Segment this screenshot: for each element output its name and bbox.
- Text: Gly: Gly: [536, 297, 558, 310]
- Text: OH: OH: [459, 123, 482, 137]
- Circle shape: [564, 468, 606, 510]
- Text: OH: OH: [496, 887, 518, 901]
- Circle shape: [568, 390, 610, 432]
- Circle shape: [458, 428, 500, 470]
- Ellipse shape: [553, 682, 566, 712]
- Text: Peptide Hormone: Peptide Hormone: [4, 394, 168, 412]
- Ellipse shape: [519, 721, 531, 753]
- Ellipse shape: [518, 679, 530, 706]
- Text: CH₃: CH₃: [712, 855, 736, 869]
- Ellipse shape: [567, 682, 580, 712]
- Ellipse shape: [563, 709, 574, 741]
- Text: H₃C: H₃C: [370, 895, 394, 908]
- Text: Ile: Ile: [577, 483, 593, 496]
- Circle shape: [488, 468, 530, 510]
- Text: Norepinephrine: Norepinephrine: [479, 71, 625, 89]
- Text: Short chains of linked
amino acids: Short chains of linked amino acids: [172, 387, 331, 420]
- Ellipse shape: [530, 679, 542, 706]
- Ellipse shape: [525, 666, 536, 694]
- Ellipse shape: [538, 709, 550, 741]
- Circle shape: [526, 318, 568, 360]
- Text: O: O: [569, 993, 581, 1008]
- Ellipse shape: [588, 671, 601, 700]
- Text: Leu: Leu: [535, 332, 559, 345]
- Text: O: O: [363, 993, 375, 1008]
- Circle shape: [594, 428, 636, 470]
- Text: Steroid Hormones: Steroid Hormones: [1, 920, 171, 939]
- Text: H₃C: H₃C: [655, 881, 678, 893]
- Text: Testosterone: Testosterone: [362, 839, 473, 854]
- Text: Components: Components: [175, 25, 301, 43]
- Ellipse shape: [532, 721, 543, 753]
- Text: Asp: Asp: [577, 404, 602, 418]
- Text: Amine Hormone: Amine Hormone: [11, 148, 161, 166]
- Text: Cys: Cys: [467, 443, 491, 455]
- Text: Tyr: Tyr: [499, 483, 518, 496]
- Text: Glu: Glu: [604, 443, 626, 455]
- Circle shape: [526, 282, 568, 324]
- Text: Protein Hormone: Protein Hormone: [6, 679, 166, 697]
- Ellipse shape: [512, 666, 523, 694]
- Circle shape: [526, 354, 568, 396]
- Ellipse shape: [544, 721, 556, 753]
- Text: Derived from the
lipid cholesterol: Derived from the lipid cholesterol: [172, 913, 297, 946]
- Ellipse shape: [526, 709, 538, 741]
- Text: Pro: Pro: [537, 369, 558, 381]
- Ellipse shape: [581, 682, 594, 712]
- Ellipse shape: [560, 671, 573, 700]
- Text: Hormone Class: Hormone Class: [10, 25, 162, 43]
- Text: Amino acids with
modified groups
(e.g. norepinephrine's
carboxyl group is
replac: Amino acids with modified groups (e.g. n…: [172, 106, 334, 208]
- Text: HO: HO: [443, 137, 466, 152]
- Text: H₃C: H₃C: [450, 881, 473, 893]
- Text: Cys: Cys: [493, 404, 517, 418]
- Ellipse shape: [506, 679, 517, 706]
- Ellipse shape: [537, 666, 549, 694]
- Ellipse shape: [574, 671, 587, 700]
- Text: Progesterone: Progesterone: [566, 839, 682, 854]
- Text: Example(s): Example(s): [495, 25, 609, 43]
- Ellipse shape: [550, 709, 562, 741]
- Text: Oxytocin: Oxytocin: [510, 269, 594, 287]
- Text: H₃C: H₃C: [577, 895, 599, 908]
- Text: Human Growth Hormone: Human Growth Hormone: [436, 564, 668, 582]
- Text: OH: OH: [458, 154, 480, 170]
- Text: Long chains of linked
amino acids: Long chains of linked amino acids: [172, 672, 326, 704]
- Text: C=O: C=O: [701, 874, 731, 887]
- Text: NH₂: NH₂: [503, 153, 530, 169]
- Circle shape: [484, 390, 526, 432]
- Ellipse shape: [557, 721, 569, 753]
★ ★ ★ ★
THE TASK -> The records shown above should be given again word for word.

RESULT OF THE TASK ->
Segment this screenshot: for each element output its name and bbox.
- Text: Gly: Gly: [536, 297, 558, 310]
- Text: OH: OH: [459, 123, 482, 137]
- Circle shape: [564, 468, 606, 510]
- Text: OH: OH: [496, 887, 518, 901]
- Circle shape: [568, 390, 610, 432]
- Circle shape: [458, 428, 500, 470]
- Ellipse shape: [553, 682, 566, 712]
- Text: Peptide Hormone: Peptide Hormone: [4, 394, 168, 412]
- Ellipse shape: [519, 721, 531, 753]
- Ellipse shape: [518, 679, 530, 706]
- Text: CH₃: CH₃: [712, 855, 736, 869]
- Ellipse shape: [567, 682, 580, 712]
- Ellipse shape: [563, 709, 574, 741]
- Text: H₃C: H₃C: [370, 895, 394, 908]
- Text: Ile: Ile: [577, 483, 593, 496]
- Circle shape: [488, 468, 530, 510]
- Text: Norepinephrine: Norepinephrine: [479, 71, 625, 89]
- Text: Short chains of linked
amino acids: Short chains of linked amino acids: [172, 387, 331, 420]
- Ellipse shape: [530, 679, 542, 706]
- Ellipse shape: [525, 666, 536, 694]
- Ellipse shape: [538, 709, 550, 741]
- Circle shape: [526, 318, 568, 360]
- Text: O: O: [569, 993, 581, 1008]
- Ellipse shape: [588, 671, 601, 700]
- Text: Leu: Leu: [535, 332, 559, 345]
- Text: O: O: [363, 993, 375, 1008]
- Circle shape: [594, 428, 636, 470]
- Text: Steroid Hormones: Steroid Hormones: [1, 920, 171, 939]
- Text: H₃C: H₃C: [655, 881, 678, 893]
- Text: Testosterone: Testosterone: [362, 839, 473, 854]
- Text: Components: Components: [175, 25, 301, 43]
- Ellipse shape: [532, 721, 543, 753]
- Text: Asp: Asp: [577, 404, 602, 418]
- Text: Amine Hormone: Amine Hormone: [11, 148, 161, 166]
- Text: Cys: Cys: [467, 443, 491, 455]
- Text: Tyr: Tyr: [499, 483, 518, 496]
- Text: Glu: Glu: [604, 443, 626, 455]
- Circle shape: [526, 282, 568, 324]
- Text: Protein Hormone: Protein Hormone: [6, 679, 166, 697]
- Ellipse shape: [512, 666, 523, 694]
- Circle shape: [526, 354, 568, 396]
- Ellipse shape: [544, 721, 556, 753]
- Text: Derived from the
lipid cholesterol: Derived from the lipid cholesterol: [172, 913, 297, 946]
- Ellipse shape: [526, 709, 538, 741]
- Text: Pro: Pro: [537, 369, 558, 381]
- Ellipse shape: [581, 682, 594, 712]
- Ellipse shape: [560, 671, 573, 700]
- Text: Hormone Class: Hormone Class: [10, 25, 162, 43]
- Text: Amino acids with
modified groups
(e.g. norepinephrine's
carboxyl group is
replac: Amino acids with modified groups (e.g. n…: [172, 106, 334, 208]
- Text: HO: HO: [443, 137, 466, 152]
- Text: H₃C: H₃C: [450, 881, 473, 893]
- Text: Cys: Cys: [493, 404, 517, 418]
- Ellipse shape: [506, 679, 517, 706]
- Ellipse shape: [537, 666, 549, 694]
- Ellipse shape: [574, 671, 587, 700]
- Text: Progesterone: Progesterone: [566, 839, 682, 854]
- Text: Example(s): Example(s): [495, 25, 609, 43]
- Ellipse shape: [550, 709, 562, 741]
- Text: Oxytocin: Oxytocin: [510, 269, 594, 287]
- Text: H₃C: H₃C: [577, 895, 599, 908]
- Text: Human Growth Hormone: Human Growth Hormone: [436, 564, 668, 582]
- Text: OH: OH: [458, 154, 480, 170]
- Text: Long chains of linked
amino acids: Long chains of linked amino acids: [172, 672, 326, 704]
- Text: C=O: C=O: [701, 874, 731, 887]
- Text: NH₂: NH₂: [503, 153, 530, 169]
- Circle shape: [484, 390, 526, 432]
- Ellipse shape: [557, 721, 569, 753]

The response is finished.